* _YOUR OBJECTIVE_
Locate every line that holds the string "content" and copy it.

Stored data entries
>>>

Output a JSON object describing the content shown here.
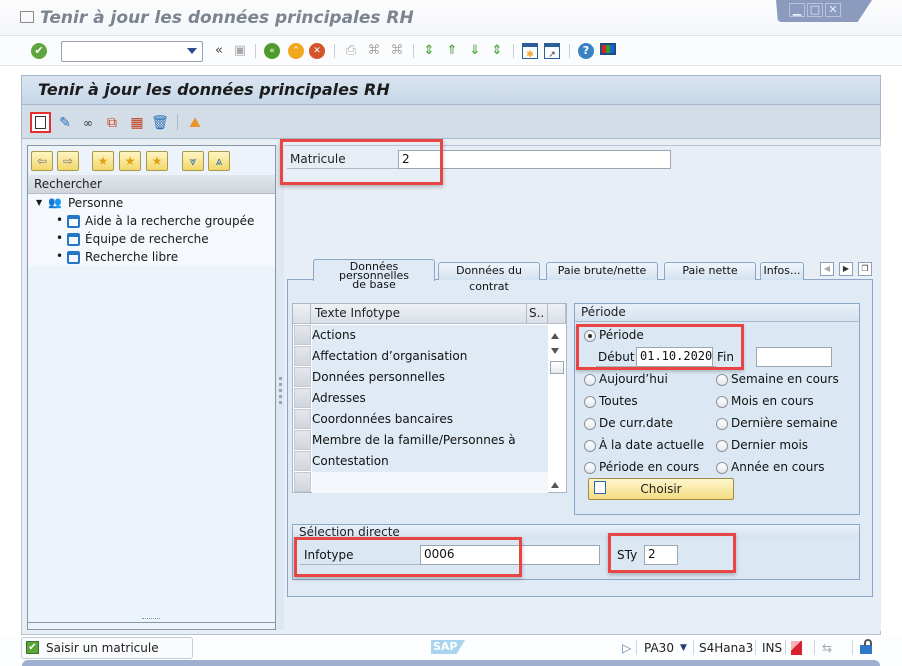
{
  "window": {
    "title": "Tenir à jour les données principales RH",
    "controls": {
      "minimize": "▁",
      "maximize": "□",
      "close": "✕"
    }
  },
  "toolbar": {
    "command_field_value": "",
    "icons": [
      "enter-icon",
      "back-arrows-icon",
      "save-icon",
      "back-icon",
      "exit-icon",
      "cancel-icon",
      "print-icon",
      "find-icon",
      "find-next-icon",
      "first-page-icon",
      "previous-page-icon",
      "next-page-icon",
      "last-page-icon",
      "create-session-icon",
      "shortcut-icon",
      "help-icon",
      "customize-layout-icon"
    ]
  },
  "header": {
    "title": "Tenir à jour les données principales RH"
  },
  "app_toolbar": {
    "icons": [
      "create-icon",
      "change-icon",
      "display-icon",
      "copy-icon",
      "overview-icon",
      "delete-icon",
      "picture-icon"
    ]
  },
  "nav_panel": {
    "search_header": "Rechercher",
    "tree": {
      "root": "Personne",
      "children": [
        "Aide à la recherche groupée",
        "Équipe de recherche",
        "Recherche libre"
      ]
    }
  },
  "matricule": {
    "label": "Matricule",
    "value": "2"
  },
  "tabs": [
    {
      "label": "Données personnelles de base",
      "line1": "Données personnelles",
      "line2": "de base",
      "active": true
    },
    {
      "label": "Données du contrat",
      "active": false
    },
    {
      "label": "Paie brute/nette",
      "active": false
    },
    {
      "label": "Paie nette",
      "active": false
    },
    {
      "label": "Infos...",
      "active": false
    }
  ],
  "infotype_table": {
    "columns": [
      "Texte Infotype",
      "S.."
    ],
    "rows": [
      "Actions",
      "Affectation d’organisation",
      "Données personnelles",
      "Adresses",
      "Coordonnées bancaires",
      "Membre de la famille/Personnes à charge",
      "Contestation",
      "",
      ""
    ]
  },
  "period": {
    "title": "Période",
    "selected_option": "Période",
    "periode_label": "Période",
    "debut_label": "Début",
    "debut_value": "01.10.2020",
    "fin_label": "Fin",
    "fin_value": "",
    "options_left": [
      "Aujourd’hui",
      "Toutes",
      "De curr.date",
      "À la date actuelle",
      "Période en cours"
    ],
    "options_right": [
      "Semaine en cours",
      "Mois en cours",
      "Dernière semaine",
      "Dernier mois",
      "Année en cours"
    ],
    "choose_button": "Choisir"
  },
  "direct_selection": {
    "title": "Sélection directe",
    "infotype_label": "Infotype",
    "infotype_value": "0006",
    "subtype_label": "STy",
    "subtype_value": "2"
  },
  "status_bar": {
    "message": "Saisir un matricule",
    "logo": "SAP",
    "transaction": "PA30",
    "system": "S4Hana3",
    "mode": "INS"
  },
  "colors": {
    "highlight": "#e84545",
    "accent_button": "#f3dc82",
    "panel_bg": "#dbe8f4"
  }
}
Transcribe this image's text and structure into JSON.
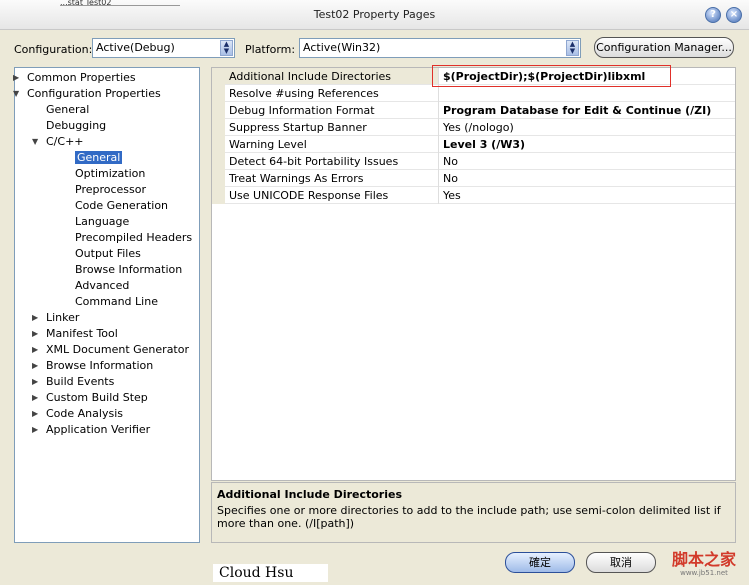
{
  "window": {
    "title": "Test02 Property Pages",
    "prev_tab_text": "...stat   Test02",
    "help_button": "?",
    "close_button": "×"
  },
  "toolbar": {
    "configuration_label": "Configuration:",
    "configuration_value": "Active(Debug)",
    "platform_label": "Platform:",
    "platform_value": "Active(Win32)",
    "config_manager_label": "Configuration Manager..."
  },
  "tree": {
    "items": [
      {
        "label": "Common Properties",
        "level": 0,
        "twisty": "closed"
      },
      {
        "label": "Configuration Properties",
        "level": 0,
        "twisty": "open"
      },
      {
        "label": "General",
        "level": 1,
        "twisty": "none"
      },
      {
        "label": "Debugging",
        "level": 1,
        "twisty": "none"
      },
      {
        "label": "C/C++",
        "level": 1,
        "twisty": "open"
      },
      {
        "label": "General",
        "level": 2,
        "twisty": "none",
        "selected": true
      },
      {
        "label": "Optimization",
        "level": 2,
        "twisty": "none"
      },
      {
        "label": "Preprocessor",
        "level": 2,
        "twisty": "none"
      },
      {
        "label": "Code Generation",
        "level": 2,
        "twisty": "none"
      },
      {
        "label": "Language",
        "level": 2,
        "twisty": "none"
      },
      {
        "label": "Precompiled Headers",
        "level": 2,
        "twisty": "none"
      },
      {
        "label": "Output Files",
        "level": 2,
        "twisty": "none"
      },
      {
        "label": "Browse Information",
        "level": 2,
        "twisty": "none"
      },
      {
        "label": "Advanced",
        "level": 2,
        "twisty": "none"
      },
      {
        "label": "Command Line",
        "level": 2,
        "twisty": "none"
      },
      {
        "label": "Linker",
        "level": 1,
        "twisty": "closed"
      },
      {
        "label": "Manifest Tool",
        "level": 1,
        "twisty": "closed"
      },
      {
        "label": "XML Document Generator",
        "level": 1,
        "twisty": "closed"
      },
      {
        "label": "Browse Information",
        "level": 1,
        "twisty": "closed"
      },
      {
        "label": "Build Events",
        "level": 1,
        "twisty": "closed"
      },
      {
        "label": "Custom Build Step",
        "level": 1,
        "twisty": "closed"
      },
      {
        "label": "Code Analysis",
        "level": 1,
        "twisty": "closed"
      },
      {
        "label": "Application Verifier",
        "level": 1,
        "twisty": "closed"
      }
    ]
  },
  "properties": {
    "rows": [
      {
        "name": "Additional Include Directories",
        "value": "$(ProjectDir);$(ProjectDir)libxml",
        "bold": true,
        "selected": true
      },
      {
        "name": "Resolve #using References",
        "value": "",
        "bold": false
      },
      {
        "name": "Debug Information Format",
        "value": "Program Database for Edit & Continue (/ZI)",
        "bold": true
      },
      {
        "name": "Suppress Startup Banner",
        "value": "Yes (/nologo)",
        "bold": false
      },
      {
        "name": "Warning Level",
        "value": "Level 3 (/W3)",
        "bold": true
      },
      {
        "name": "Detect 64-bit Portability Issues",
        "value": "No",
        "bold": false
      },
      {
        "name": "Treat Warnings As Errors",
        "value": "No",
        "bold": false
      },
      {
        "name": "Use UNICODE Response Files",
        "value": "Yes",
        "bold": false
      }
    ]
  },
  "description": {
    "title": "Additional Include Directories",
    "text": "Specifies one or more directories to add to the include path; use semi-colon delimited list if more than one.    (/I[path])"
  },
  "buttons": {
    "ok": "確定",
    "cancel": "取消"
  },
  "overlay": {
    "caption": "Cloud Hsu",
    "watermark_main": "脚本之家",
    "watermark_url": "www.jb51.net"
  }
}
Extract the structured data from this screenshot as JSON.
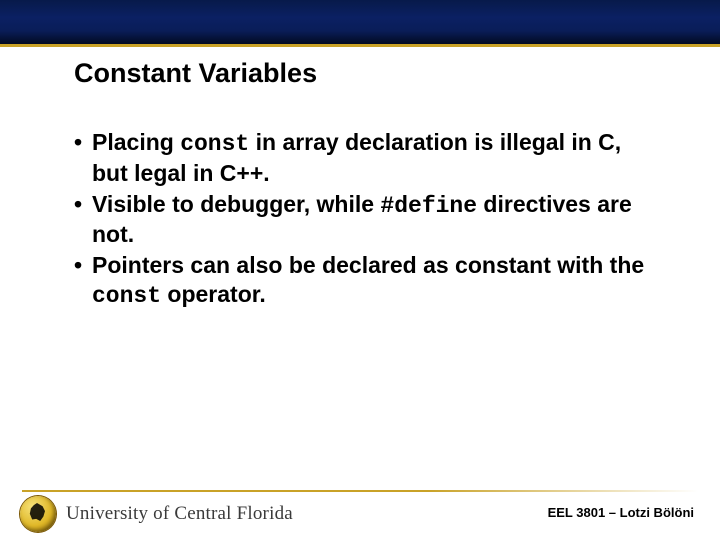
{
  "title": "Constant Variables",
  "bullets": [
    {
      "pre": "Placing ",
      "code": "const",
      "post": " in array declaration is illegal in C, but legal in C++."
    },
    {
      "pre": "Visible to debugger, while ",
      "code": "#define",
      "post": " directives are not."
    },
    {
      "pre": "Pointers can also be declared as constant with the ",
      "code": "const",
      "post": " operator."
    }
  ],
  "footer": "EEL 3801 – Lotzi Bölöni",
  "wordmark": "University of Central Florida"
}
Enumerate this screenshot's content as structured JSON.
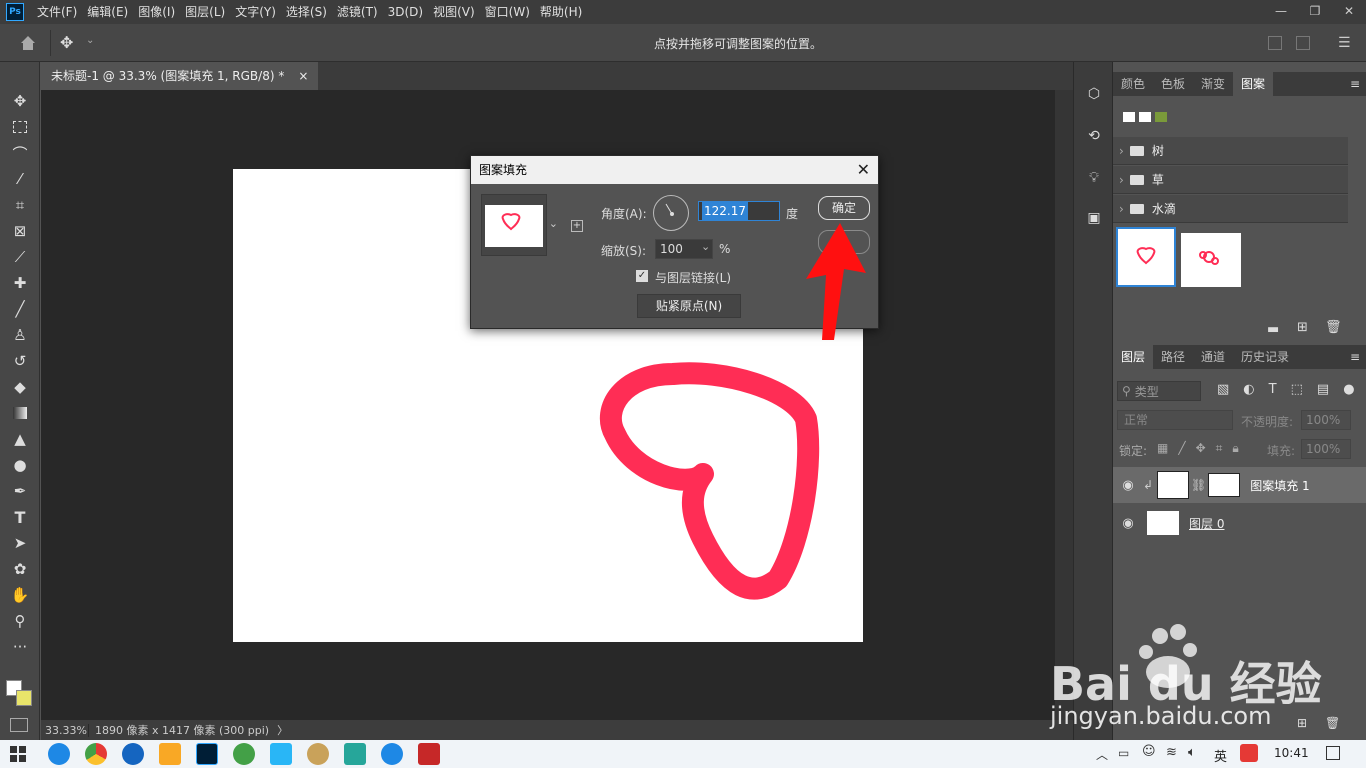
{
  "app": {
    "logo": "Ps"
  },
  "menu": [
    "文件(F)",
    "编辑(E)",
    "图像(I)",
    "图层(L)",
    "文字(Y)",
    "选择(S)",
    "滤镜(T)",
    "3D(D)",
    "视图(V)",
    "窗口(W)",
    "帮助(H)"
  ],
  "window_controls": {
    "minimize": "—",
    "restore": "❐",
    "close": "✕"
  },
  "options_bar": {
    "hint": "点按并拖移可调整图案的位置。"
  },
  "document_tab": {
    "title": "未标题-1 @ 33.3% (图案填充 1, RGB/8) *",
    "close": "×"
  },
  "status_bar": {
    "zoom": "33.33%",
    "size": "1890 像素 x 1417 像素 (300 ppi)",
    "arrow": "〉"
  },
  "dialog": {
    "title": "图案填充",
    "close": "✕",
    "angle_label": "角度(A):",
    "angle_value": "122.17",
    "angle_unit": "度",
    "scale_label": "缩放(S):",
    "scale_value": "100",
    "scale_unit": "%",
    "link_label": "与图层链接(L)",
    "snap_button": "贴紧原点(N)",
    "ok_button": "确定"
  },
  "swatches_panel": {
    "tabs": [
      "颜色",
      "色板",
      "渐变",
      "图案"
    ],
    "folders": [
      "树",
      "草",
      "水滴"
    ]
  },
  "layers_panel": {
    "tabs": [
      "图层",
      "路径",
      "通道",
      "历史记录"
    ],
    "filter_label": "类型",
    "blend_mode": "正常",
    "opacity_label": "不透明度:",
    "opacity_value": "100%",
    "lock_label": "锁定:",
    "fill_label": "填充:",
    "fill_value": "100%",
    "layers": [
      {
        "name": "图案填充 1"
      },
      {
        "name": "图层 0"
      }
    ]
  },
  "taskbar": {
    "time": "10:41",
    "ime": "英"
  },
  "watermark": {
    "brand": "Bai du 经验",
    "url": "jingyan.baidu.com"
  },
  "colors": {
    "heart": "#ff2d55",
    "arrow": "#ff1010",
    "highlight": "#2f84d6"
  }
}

<<<

* _EXPECTED ANSWER_
Output a JSON object describing the content shown here.
Enumerate this screenshot's content as structured JSON.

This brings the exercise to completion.